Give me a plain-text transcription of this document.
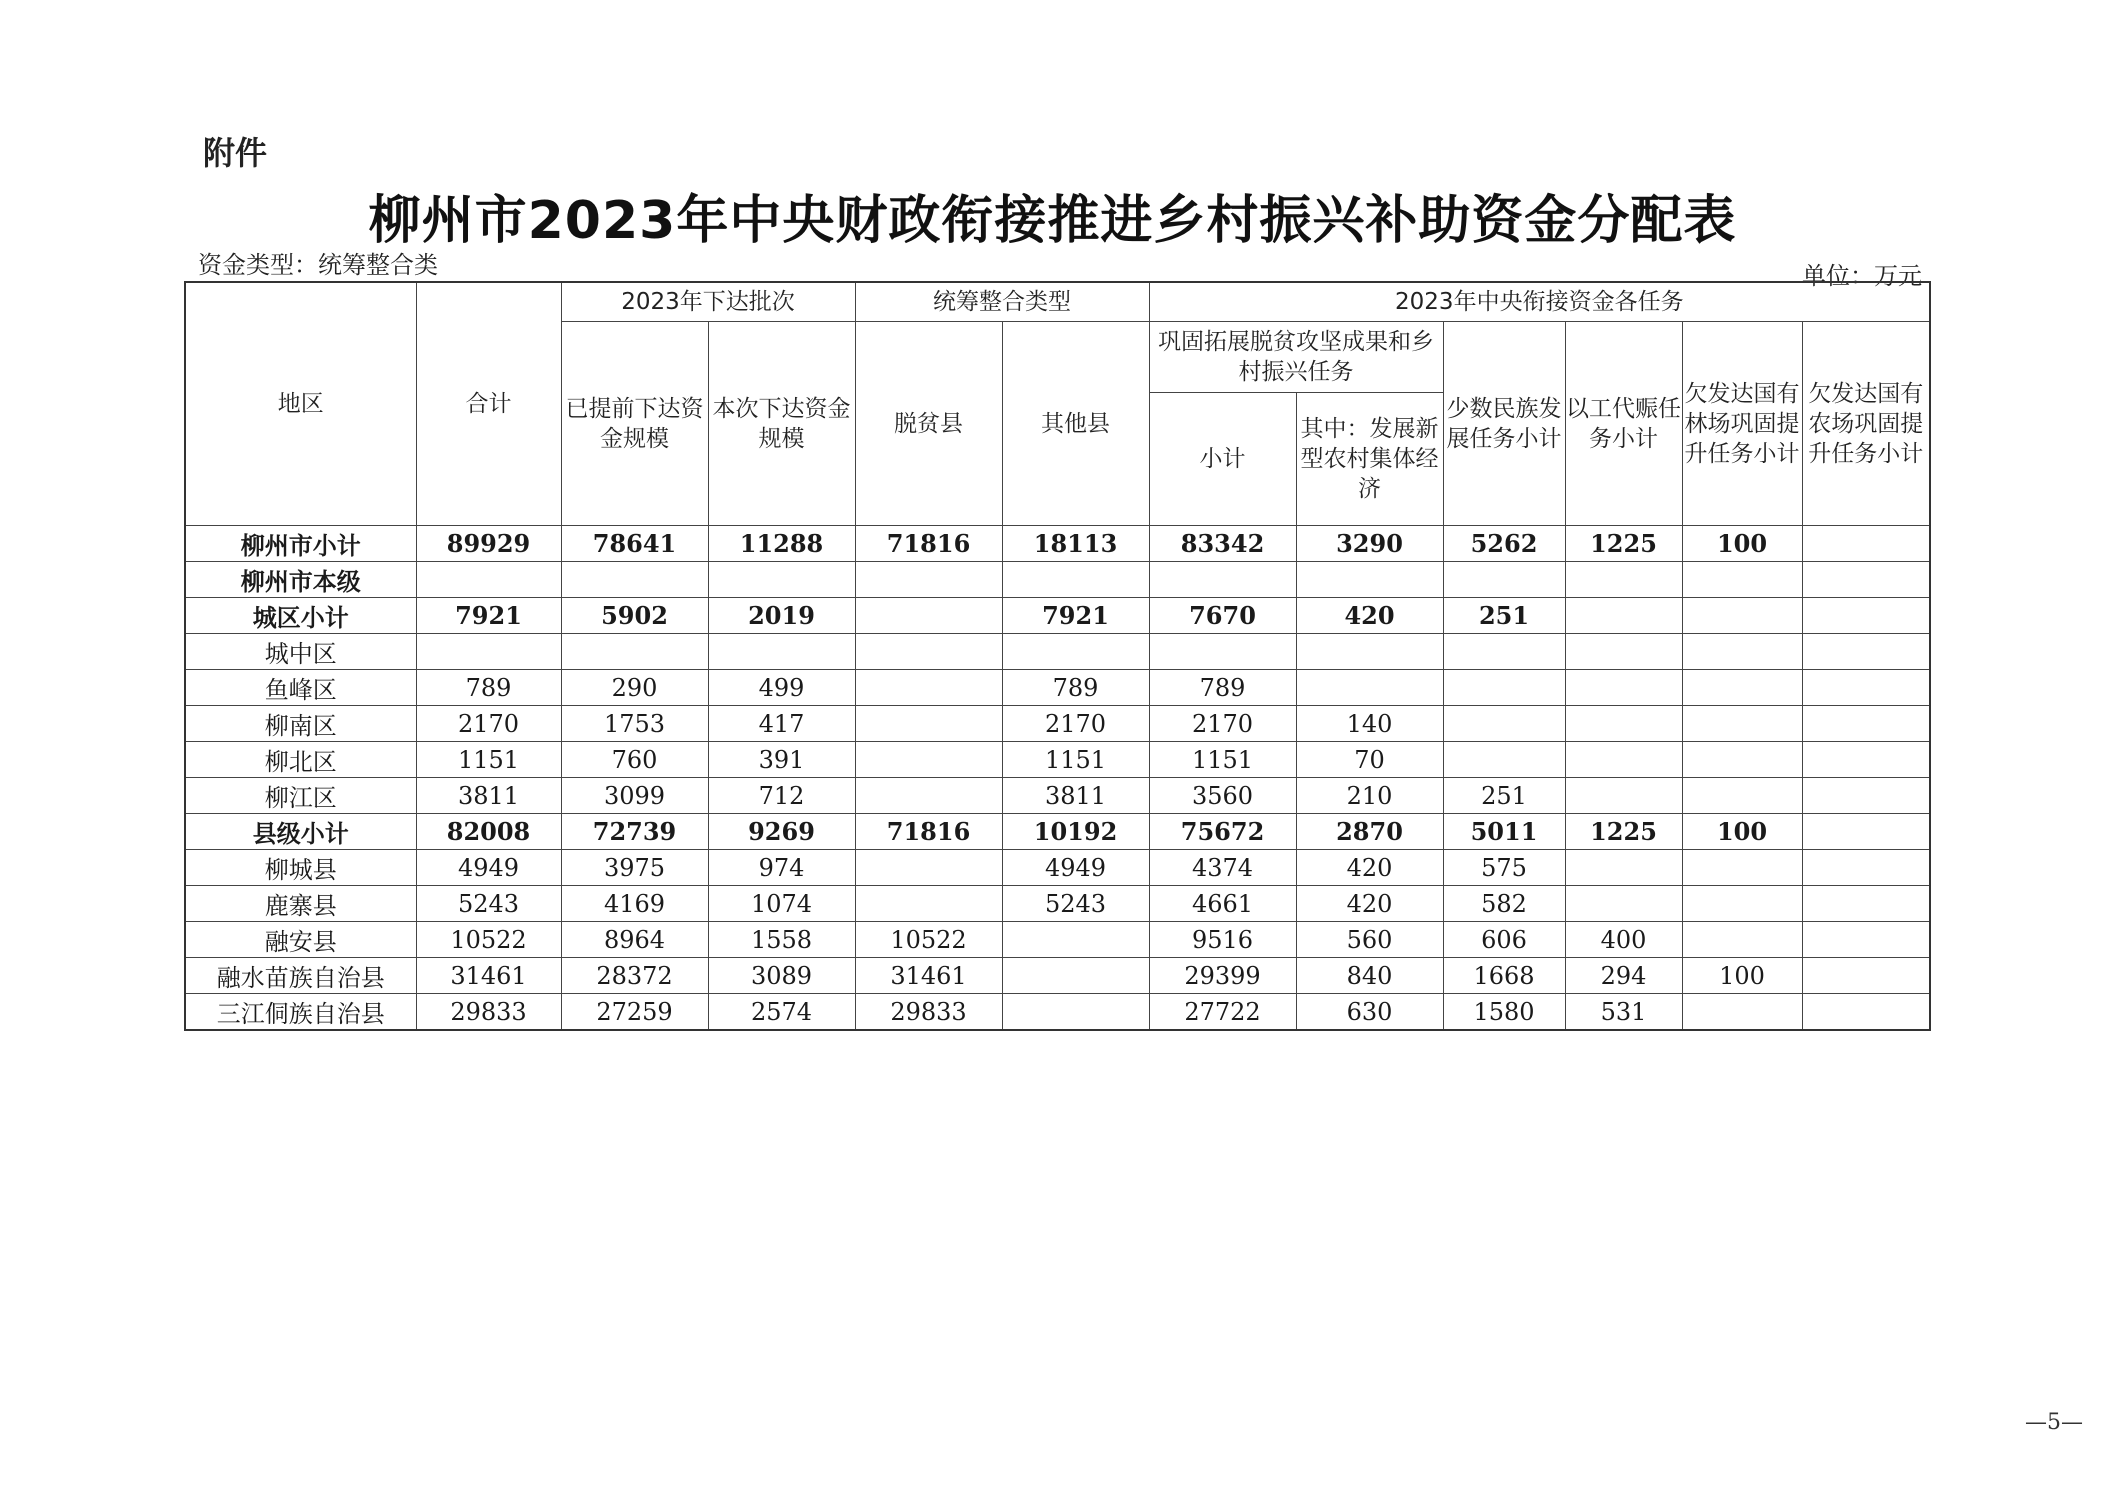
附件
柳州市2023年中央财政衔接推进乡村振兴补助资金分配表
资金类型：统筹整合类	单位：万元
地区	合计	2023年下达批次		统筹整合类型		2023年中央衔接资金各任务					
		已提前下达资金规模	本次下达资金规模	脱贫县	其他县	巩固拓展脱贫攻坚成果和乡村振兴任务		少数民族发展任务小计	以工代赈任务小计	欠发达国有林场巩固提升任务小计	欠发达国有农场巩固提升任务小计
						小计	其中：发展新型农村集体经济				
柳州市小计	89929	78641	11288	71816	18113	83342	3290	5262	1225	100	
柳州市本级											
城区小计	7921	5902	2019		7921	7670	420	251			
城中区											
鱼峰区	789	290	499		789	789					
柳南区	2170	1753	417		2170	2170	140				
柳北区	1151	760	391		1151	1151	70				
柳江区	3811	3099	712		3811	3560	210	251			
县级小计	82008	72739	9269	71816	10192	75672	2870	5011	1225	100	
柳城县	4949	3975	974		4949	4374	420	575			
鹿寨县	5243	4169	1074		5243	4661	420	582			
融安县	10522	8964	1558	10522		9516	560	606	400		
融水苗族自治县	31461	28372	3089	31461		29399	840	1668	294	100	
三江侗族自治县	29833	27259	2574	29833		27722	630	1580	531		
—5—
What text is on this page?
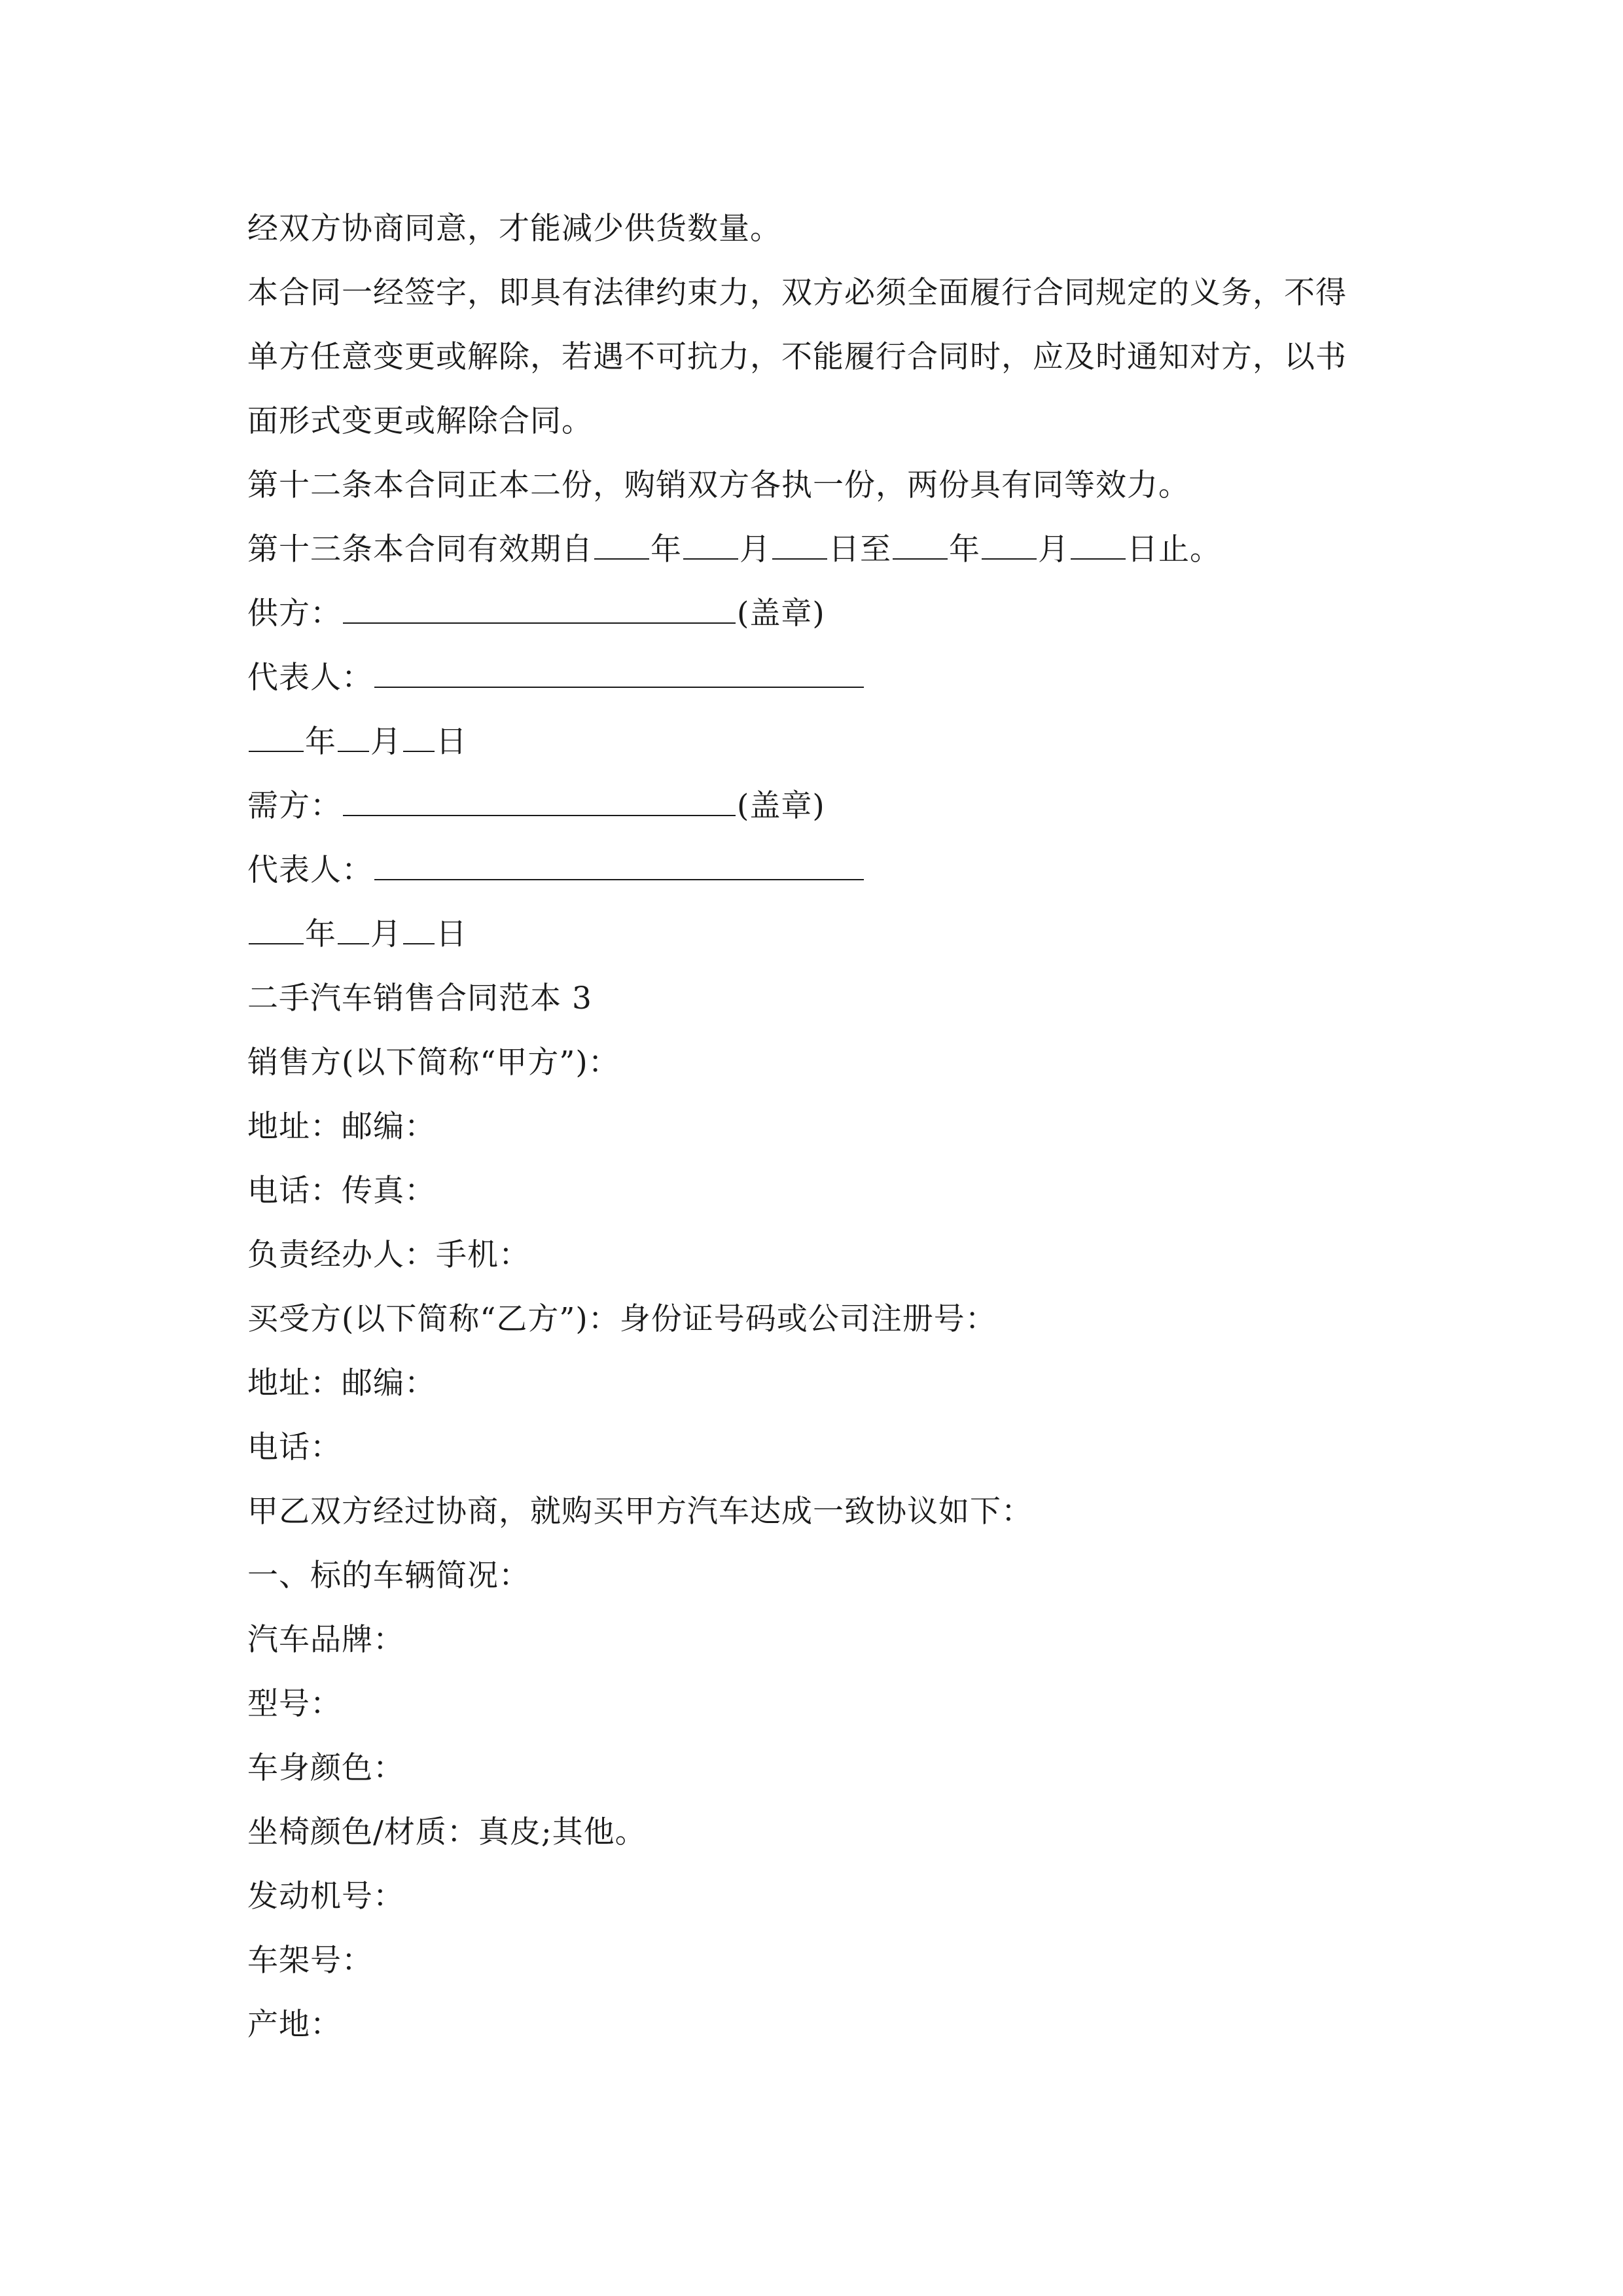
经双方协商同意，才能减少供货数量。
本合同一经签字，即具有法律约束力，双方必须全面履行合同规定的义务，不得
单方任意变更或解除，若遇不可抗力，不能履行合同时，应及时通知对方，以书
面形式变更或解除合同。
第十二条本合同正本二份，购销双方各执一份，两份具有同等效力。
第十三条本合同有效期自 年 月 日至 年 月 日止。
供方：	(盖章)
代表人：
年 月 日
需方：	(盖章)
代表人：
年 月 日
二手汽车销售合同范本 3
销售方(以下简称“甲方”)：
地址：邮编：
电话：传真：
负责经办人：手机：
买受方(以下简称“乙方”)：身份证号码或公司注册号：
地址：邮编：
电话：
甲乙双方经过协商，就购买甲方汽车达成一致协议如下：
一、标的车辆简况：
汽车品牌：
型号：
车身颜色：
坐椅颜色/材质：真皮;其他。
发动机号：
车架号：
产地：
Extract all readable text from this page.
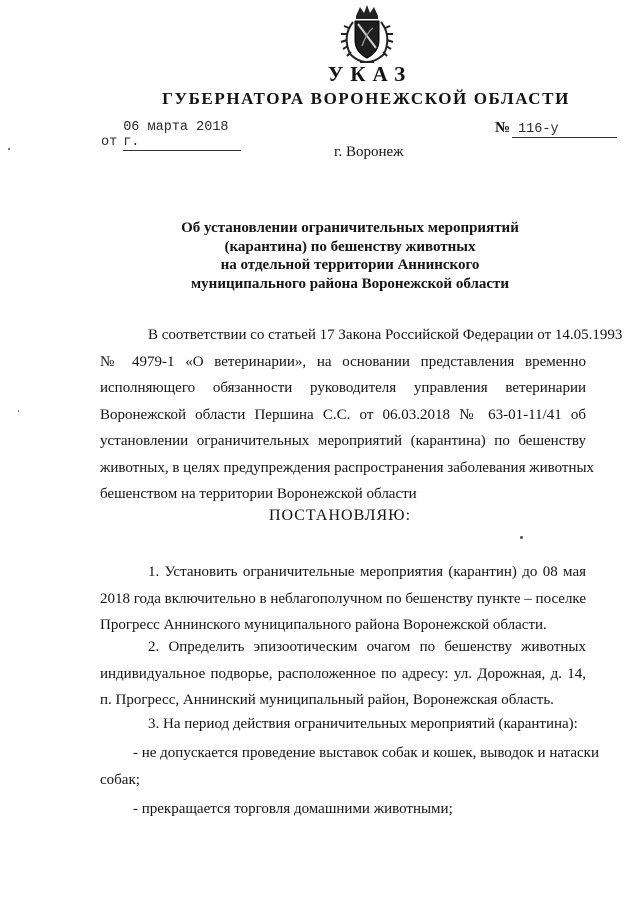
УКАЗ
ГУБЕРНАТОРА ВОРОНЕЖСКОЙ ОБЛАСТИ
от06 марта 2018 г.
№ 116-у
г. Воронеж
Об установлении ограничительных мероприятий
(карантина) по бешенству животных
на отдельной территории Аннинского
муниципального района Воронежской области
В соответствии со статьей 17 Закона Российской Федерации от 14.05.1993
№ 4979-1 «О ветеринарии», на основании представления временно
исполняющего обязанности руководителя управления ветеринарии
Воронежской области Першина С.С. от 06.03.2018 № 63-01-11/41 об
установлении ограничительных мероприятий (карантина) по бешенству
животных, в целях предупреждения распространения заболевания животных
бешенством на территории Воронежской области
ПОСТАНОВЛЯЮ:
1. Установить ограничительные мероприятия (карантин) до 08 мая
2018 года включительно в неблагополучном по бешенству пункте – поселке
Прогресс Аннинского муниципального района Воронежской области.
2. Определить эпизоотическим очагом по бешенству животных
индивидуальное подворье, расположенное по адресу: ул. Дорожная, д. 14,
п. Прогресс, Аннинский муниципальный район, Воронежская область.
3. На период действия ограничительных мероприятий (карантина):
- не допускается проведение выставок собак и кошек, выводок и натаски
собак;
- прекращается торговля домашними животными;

### Task goal
Omit the pictures. Output every record above word for word.

### The answer
Give me a plain-text transcription of this document.
附件
柳州市2023年中央财政衔接推进乡村振兴补助资金分配表
资金类型：统筹整合类	单位：万元
地区	合计	2023年下达批次		统筹整合类型		2023年中央衔接资金各任务					
		已提前下达资金规模	本次下达资金规模	脱贫县	其他县	巩固拓展脱贫攻坚成果和乡村振兴任务		少数民族发展任务小计	以工代赈任务小计	欠发达国有林场巩固提升任务小计	欠发达国有农场巩固提升任务小计
						小计	其中：发展新型农村集体经济				
柳州市小计	89929	78641	11288	71816	18113	83342	3290	5262	1225	100	
柳州市本级											
城区小计	7921	5902	2019		7921	7670	420	251			
城中区											
鱼峰区	789	290	499		789	789					
柳南区	2170	1753	417		2170	2170	140				
柳北区	1151	760	391		1151	1151	70				
柳江区	3811	3099	712		3811	3560	210	251			
县级小计	82008	72739	9269	71816	10192	75672	2870	5011	1225	100	
柳城县	4949	3975	974		4949	4374	420	575			
鹿寨县	5243	4169	1074		5243	4661	420	582			
融安县	10522	8964	1558	10522		9516	560	606	400		
融水苗族自治县	31461	28372	3089	31461		29399	840	1668	294	100	
三江侗族自治县	29833	27259	2574	29833		27722	630	1580	531		
—5—
What text is on this page?
经双方协商同意，才能减少供货数量。
本合同一经签字，即具有法律约束力，双方必须全面履行合同规定的义务，不得
单方任意变更或解除，若遇不可抗力，不能履行合同时，应及时通知对方，以书
面形式变更或解除合同。
第十二条本合同正本二份，购销双方各执一份，两份具有同等效力。
第十三条本合同有效期自 年 月 日至 年 月 日止。
供方：	(盖章)
代表人：
年 月 日
需方：	(盖章)
代表人：
年 月 日
二手汽车销售合同范本 3
销售方(以下简称“甲方”)：
地址：邮编：
电话：传真：
负责经办人：手机：
买受方(以下简称“乙方”)：身份证号码或公司注册号：
地址：邮编：
电话：
甲乙双方经过协商，就购买甲方汽车达成一致协议如下：
一、标的车辆简况：
汽车品牌：
型号：
车身颜色：
坐椅颜色/材质：真皮;其他。
发动机号：
车架号：
产地：
Extract all readable text from this page.
УКАЗ
ГУБЕРНАТОРА ВОРОНЕЖСКОЙ ОБЛАСТИ
от06 марта 2018 г.
№ 116-у
г. Воронеж
Об установлении ограничительных мероприятий
(карантина) по бешенству животных
на отдельной территории Аннинского
муниципального района Воронежской области
В соответствии со статьей 17 Закона Российской Федерации от 14.05.1993
№ 4979-1 «О ветеринарии», на основании представления временно
исполняющего обязанности руководителя управления ветеринарии
Воронежской области Першина С.С. от 06.03.2018 № 63-01-11/41 об
установлении ограничительных мероприятий (карантина) по бешенству
животных, в целях предупреждения распространения заболевания животных
бешенством на территории Воронежской области
ПОСТАНОВЛЯЮ:
1. Установить ограничительные мероприятия (карантин) до 08 мая
2018 года включительно в неблагополучном по бешенству пункте – поселке
Прогресс Аннинского муниципального района Воронежской области.
2. Определить эпизоотическим очагом по бешенству животных
индивидуальное подворье, расположенное по адресу: ул. Дорожная, д. 14,
п. Прогресс, Аннинский муниципальный район, Воронежская область.
3. На период действия ограничительных мероприятий (карантина):
- не допускается проведение выставок собак и кошек, выводок и натаски
собак;
- прекращается торговля домашними животными;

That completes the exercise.